#### Stated task:
Repeat all of the data precisely.

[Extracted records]
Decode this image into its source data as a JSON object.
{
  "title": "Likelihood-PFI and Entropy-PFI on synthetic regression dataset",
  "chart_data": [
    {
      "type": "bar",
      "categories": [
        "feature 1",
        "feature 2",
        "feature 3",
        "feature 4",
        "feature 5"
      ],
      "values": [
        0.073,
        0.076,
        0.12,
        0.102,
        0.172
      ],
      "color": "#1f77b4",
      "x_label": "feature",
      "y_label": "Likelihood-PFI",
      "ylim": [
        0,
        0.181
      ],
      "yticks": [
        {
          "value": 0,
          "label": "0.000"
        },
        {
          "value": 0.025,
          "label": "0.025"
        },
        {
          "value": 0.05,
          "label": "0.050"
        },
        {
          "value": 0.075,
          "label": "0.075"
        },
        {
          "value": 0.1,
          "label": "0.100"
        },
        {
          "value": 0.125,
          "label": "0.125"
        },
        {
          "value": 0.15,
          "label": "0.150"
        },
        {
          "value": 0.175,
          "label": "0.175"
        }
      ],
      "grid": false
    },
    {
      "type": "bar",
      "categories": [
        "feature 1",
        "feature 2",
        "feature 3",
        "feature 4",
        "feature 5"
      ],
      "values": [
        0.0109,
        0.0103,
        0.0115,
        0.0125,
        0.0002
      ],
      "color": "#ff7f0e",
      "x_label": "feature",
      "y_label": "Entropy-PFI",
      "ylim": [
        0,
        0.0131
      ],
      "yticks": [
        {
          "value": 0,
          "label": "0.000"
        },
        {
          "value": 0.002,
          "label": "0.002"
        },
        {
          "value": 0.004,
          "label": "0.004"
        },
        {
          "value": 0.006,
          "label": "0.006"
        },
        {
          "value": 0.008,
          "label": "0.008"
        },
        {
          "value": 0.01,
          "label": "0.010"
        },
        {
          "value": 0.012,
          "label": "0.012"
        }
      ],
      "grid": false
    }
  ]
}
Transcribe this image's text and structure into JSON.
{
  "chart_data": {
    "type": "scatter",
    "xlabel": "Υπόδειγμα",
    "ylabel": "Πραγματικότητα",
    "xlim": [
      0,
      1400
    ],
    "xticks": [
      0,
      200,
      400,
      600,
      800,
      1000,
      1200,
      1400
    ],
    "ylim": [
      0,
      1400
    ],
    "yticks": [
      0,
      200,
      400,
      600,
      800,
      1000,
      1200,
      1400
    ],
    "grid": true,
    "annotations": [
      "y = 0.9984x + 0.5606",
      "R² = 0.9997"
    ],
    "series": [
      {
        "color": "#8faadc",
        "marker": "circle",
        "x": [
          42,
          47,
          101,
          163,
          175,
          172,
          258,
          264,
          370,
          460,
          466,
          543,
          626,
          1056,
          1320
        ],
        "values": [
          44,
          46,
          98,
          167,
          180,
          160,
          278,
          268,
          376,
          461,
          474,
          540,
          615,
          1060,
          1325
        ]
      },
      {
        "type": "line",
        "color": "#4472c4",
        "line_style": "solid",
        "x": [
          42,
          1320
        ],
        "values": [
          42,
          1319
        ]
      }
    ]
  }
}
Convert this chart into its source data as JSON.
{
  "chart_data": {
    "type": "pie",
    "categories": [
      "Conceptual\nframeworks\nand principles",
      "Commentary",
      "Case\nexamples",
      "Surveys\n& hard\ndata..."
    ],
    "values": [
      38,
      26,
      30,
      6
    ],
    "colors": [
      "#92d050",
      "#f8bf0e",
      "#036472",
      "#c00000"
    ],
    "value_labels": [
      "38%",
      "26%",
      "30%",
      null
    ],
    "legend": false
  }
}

#### Result of this task:
Decode this image into its source data as a JSON object.
{
  "title": "Likelihood-PFI and Entropy-PFI on synthetic regression dataset",
  "chart_data": [
    {
      "type": "bar",
      "categories": [
        "feature 1",
        "feature 2",
        "feature 3",
        "feature 4",
        "feature 5"
      ],
      "values": [
        0.073,
        0.076,
        0.12,
        0.102,
        0.172
      ],
      "color": "#1f77b4",
      "x_label": "feature",
      "y_label": "Likelihood-PFI",
      "ylim": [
        0,
        0.181
      ],
      "yticks": [
        {
          "value": 0,
          "label": "0.000"
        },
        {
          "value": 0.025,
          "label": "0.025"
        },
        {
          "value": 0.05,
          "label": "0.050"
        },
        {
          "value": 0.075,
          "label": "0.075"
        },
        {
          "value": 0.1,
          "label": "0.100"
        },
        {
          "value": 0.125,
          "label": "0.125"
        },
        {
          "value": 0.15,
          "label": "0.150"
        },
        {
          "value": 0.175,
          "label": "0.175"
        }
      ],
      "grid": false
    },
    {
      "type": "bar",
      "categories": [
        "feature 1",
        "feature 2",
        "feature 3",
        "feature 4",
        "feature 5"
      ],
      "values": [
        0.0109,
        0.0103,
        0.0115,
        0.0125,
        0.0002
      ],
      "color": "#ff7f0e",
      "x_label": "feature",
      "y_label": "Entropy-PFI",
      "ylim": [
        0,
        0.0131
      ],
      "yticks": [
        {
          "value": 0,
          "label": "0.000"
        },
        {
          "value": 0.002,
          "label": "0.002"
        },
        {
          "value": 0.004,
          "label": "0.004"
        },
        {
          "value": 0.006,
          "label": "0.006"
        },
        {
          "value": 0.008,
          "label": "0.008"
        },
        {
          "value": 0.01,
          "label": "0.010"
        },
        {
          "value": 0.012,
          "label": "0.012"
        }
      ],
      "grid": false
    }
  ]
}
Transcribe this image's text and structure into JSON.
{
  "chart_data": {
    "type": "scatter",
    "xlabel": "Υπόδειγμα",
    "ylabel": "Πραγματικότητα",
    "xlim": [
      0,
      1400
    ],
    "xticks": [
      0,
      200,
      400,
      600,
      800,
      1000,
      1200,
      1400
    ],
    "ylim": [
      0,
      1400
    ],
    "yticks": [
      0,
      200,
      400,
      600,
      800,
      1000,
      1200,
      1400
    ],
    "grid": true,
    "annotations": [
      "y = 0.9984x + 0.5606",
      "R² = 0.9997"
    ],
    "series": [
      {
        "color": "#8faadc",
        "marker": "circle",
        "x": [
          42,
          47,
          101,
          163,
          175,
          172,
          258,
          264,
          370,
          460,
          466,
          543,
          626,
          1056,
          1320
        ],
        "values": [
          44,
          46,
          98,
          167,
          180,
          160,
          278,
          268,
          376,
          461,
          474,
          540,
          615,
          1060,
          1325
        ]
      },
      {
        "type": "line",
        "color": "#4472c4",
        "line_style": "solid",
        "x": [
          42,
          1320
        ],
        "values": [
          42,
          1319
        ]
      }
    ]
  }
}
Convert this chart into its source data as JSON.
{
  "chart_data": {
    "type": "pie",
    "categories": [
      "Conceptual\nframeworks\nand principles",
      "Commentary",
      "Case\nexamples",
      "Surveys\n& hard\ndata..."
    ],
    "values": [
      38,
      26,
      30,
      6
    ],
    "colors": [
      "#92d050",
      "#f8bf0e",
      "#036472",
      "#c00000"
    ],
    "value_labels": [
      "38%",
      "26%",
      "30%",
      null
    ],
    "legend": false
  }
}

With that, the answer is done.